*Your instructions*: Your reply should consist of one number: how many lines below contain "JSON".

(Figure record extracts)
--- --- ---
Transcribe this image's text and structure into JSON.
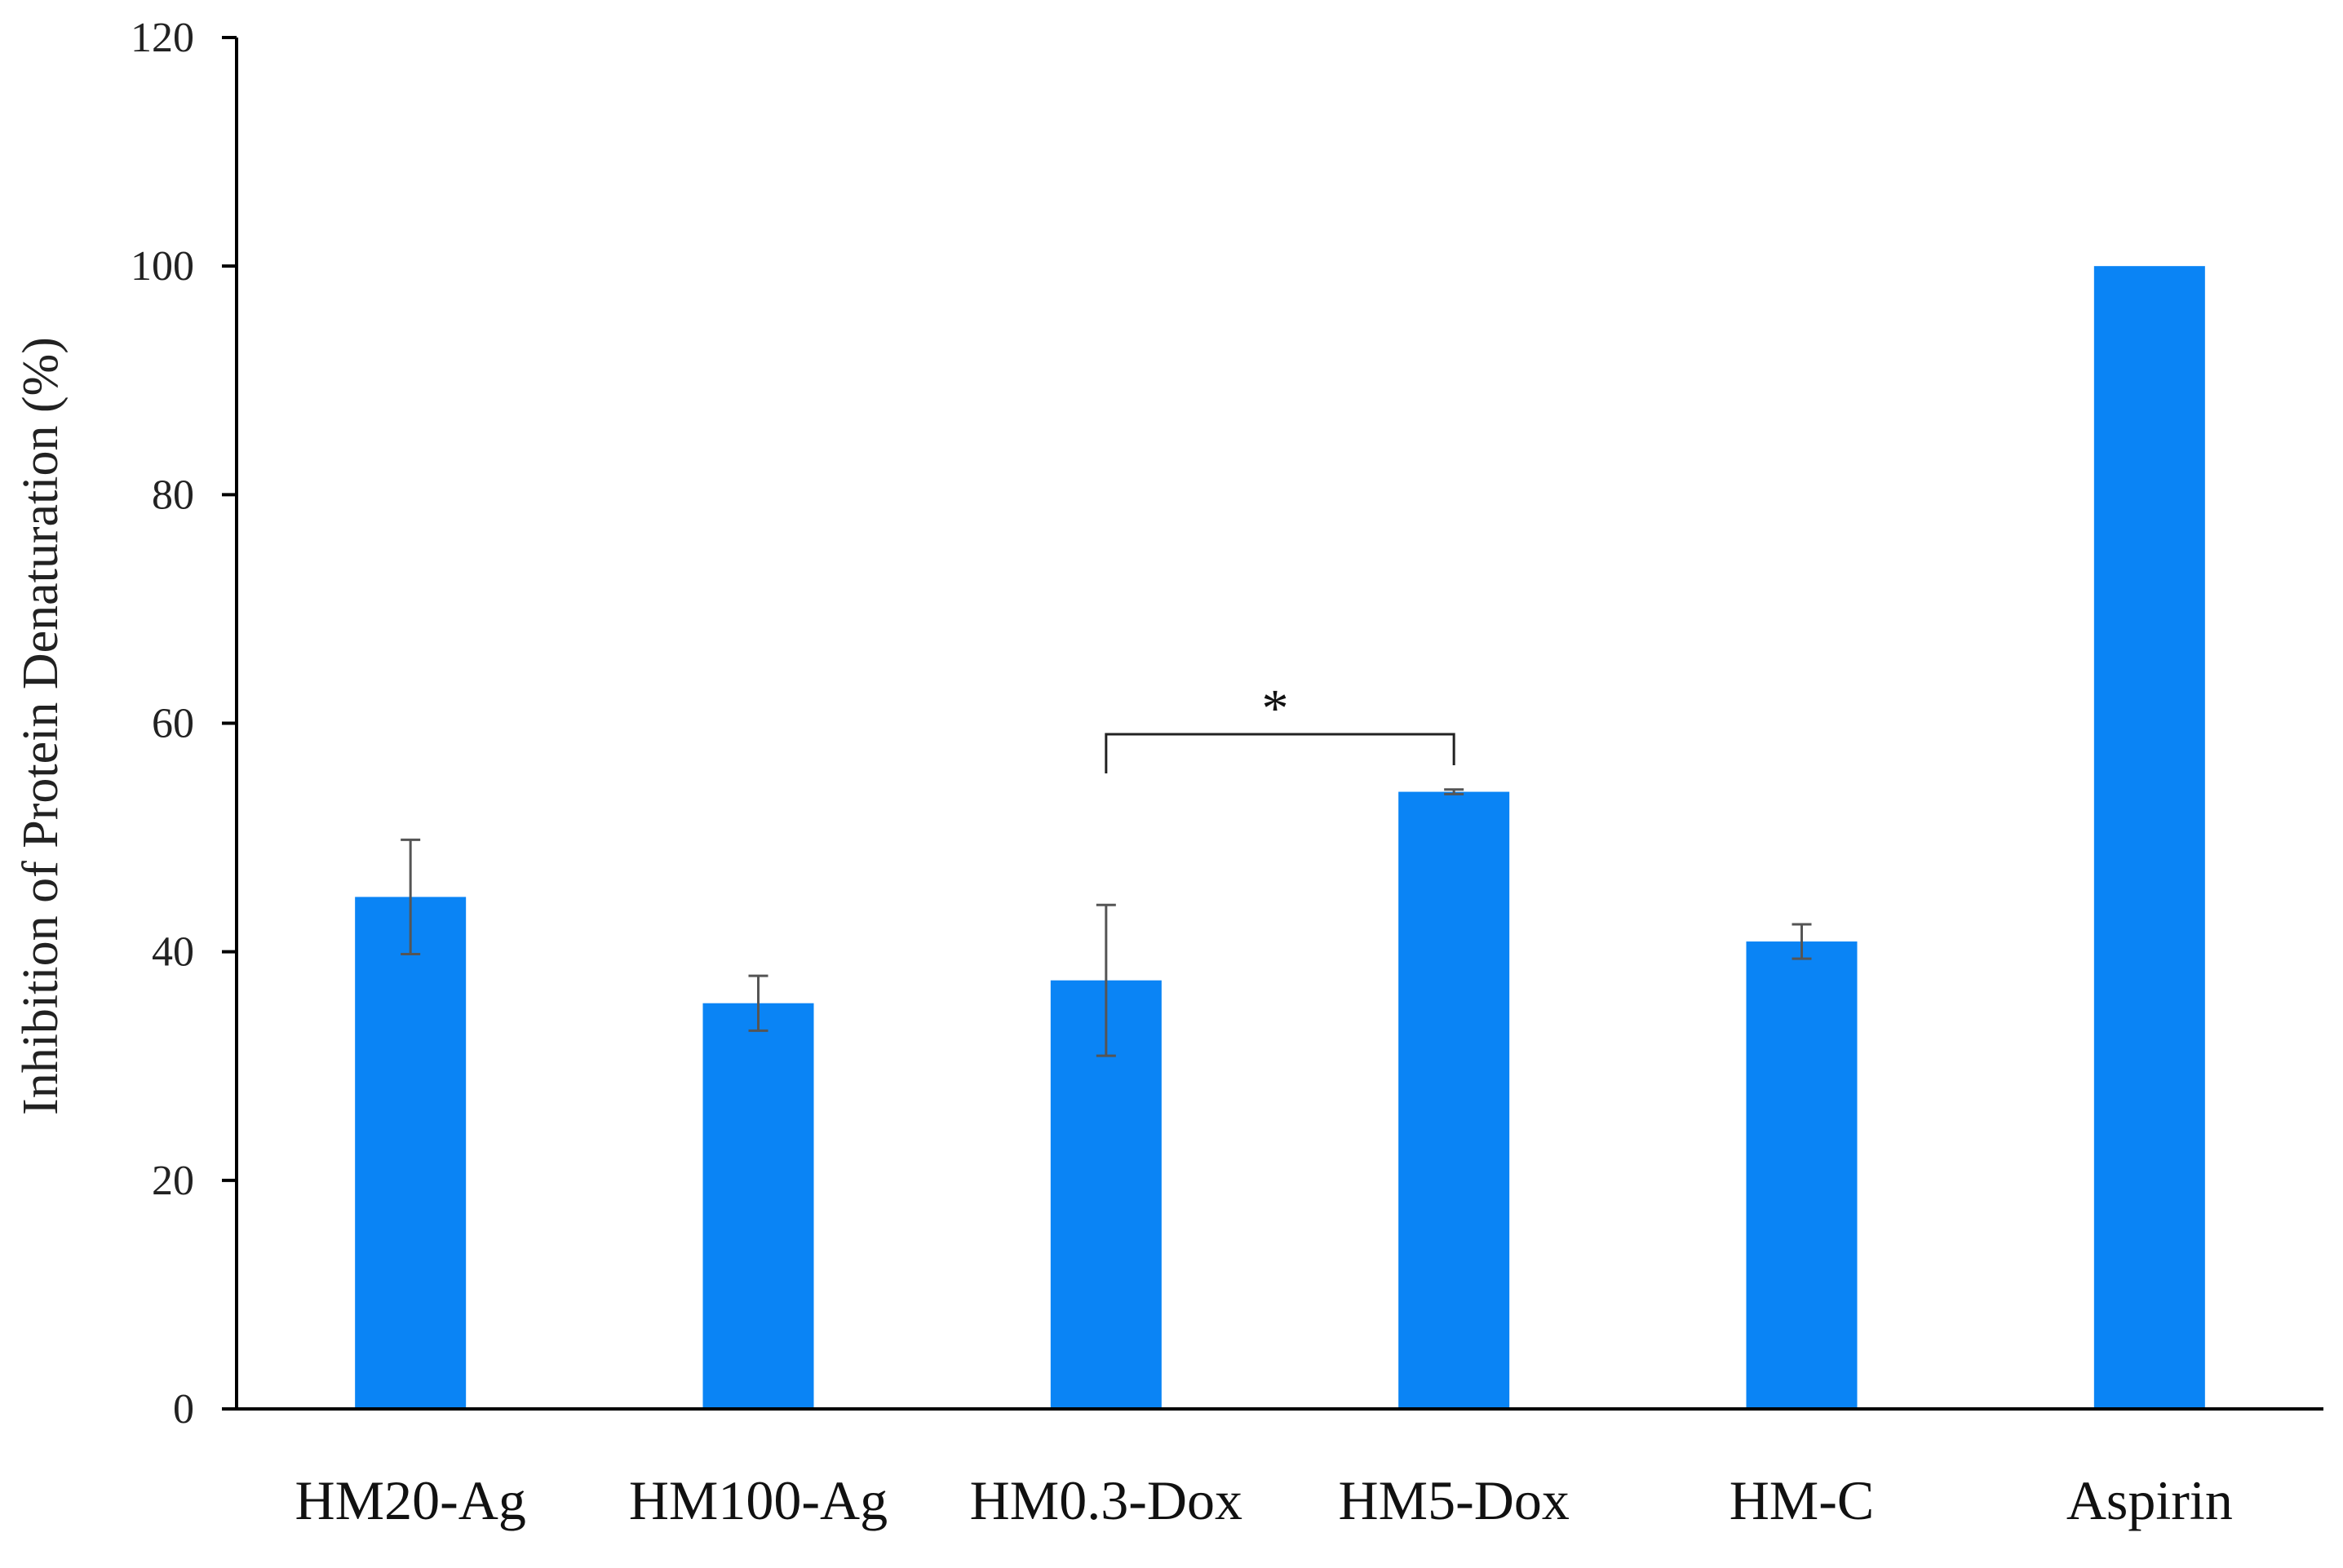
{
  "chart_data": {
    "type": "bar",
    "title": "",
    "xlabel": "",
    "ylabel": "Inhibition of Protein Denaturation (%)",
    "ylim": [
      0,
      120
    ],
    "yticks": [
      0,
      20,
      40,
      60,
      80,
      100,
      120
    ],
    "grid": false,
    "legend": "none",
    "bar_color": "#0A84F5",
    "categories": [
      "HM20-Ag",
      "HM100-Ag",
      "HM0.3-Dox",
      "HM5-Dox",
      "HM-C",
      "Aspirin"
    ],
    "values": [
      44.8,
      35.5,
      37.5,
      54.0,
      40.9,
      100.0
    ],
    "errors": [
      5.0,
      2.4,
      6.6,
      0.2,
      1.5,
      0
    ],
    "annotations": [
      {
        "type": "significance-bracket",
        "from": "HM0.3-Dox",
        "to": "HM5-Dox",
        "label": "*"
      }
    ]
  }
}
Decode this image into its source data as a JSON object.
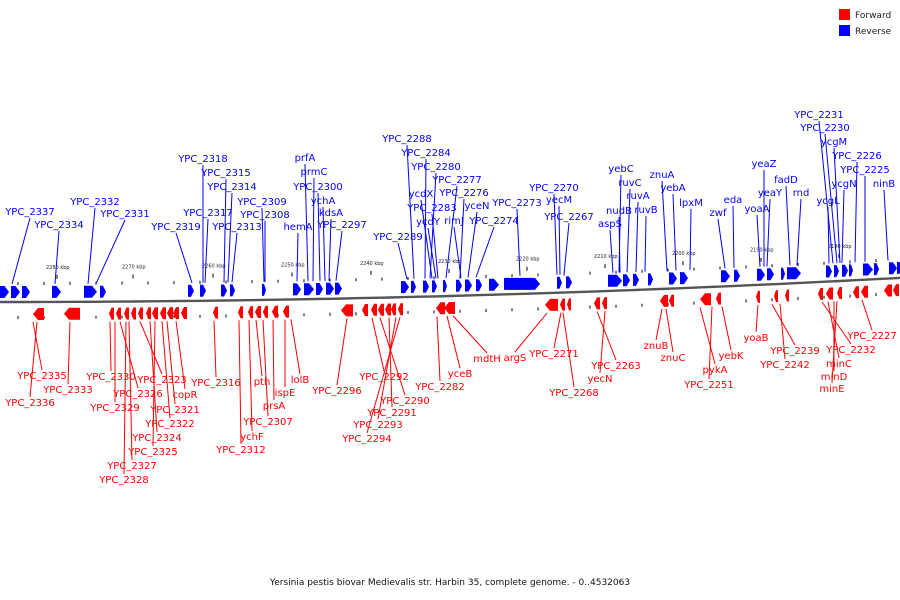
{
  "legend": {
    "forward_label": "Forward",
    "reverse_label": "Reverse",
    "forward_color": "#ff0000",
    "reverse_color": "#0000ff"
  },
  "caption": "Yersinia pestis biovar Medievalis str. Harbin 35, complete genome. - 0..4532063",
  "axis": {
    "tick_labels": [
      "2280 kbp",
      "2270 kbp",
      "2260 kbp",
      "2250 kbp",
      "2240 kbp",
      "2230 kbp",
      "2220 kbp",
      "2210 kbp",
      "2200 kbp",
      "2190 kbp",
      "2180 kbp"
    ]
  },
  "reverse_genes": [
    "YPC_2337",
    "YPC_2334",
    "YPC_2332",
    "YPC_2331",
    "YPC_2319",
    "YPC_2318",
    "YPC_2317",
    "YPC_2315",
    "YPC_2314",
    "YPC_2313",
    "YPC_2309",
    "YPC_2308",
    "hemA",
    "prfA",
    "prmC",
    "YPC_2300",
    "ychA",
    "kdsA",
    "YPC_2297",
    "YPC_2289",
    "YPC_2288",
    "YPC_2284",
    "YPC_2280",
    "ycdX",
    "ycdY",
    "YPC_2283",
    "YPC_2277",
    "YPC_2276",
    "rimJ",
    "yceN",
    "YPC_2274",
    "YPC_2273",
    "YPC_2270",
    "yecM",
    "YPC_2267",
    "aspS",
    "yebC",
    "ruvC",
    "nudB",
    "ruvA",
    "ruvB",
    "znuA",
    "yebA",
    "lpxM",
    "zwf",
    "eda",
    "yeaZ",
    "yeaY",
    "yoaA",
    "fadD",
    "rnd",
    "YPC_2231",
    "YPC_2230",
    "ycgM",
    "ycgL",
    "ycgN",
    "YPC_2226",
    "YPC_2225",
    "ninB"
  ],
  "forward_genes": [
    "YPC_2335",
    "YPC_2336",
    "YPC_2333",
    "YPC_2330",
    "YPC_2329",
    "YPC_2326",
    "YPC_2323",
    "YPC_2327",
    "YPC_2328",
    "YPC_2324",
    "YPC_2325",
    "YPC_2322",
    "YPC_2321",
    "copR",
    "YPC_2316",
    "YPC_2312",
    "ychF",
    "pth",
    "YPC_2307",
    "prsA",
    "ispE",
    "lolB",
    "YPC_2296",
    "YPC_2292",
    "YPC_2290",
    "YPC_2291",
    "YPC_2293",
    "YPC_2294",
    "YPC_2282",
    "yceB",
    "mdtH",
    "argS",
    "YPC_2271",
    "YPC_2268",
    "YPC_2263",
    "yecN",
    "znuB",
    "znuC",
    "pykA",
    "YPC_2251",
    "yebK",
    "yoaB",
    "YPC_2239",
    "YPC_2242",
    "YPC_2232",
    "minC",
    "minD",
    "minE",
    "YPC_2227"
  ]
}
--- --- ---
*Output for this exercise*: 2